Find all the lines with "this" and gather them.
── DATA ENTRIES
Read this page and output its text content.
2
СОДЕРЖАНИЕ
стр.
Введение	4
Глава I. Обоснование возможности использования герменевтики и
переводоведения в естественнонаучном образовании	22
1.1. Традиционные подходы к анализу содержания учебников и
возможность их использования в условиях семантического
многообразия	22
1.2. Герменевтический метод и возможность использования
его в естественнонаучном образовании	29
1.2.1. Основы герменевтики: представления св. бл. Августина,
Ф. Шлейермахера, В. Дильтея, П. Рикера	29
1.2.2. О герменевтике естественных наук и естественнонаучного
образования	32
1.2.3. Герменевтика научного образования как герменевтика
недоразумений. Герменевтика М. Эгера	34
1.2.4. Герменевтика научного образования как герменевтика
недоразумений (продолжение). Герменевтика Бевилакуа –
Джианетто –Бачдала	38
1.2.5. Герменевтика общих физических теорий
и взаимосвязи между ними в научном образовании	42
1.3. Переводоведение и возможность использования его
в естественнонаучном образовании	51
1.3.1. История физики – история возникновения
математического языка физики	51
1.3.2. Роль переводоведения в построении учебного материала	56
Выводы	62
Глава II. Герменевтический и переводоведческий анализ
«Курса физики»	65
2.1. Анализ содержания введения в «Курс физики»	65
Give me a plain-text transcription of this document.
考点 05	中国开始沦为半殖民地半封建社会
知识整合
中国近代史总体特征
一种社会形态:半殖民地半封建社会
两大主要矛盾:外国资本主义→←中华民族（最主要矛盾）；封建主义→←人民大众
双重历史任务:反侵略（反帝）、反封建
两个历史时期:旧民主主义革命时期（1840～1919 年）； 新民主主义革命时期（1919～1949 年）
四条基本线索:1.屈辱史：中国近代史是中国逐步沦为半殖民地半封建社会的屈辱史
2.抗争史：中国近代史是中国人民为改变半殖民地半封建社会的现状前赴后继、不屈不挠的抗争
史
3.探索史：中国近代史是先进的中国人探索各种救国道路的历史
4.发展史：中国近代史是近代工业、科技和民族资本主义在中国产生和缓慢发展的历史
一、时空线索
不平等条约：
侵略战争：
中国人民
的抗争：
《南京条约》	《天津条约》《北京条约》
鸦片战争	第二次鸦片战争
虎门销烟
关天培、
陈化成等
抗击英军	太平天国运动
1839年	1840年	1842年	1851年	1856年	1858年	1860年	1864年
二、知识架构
────
ANSWER IN FULL ▸
Read this page and output its text content.
Give me a plain-text transcription of this document.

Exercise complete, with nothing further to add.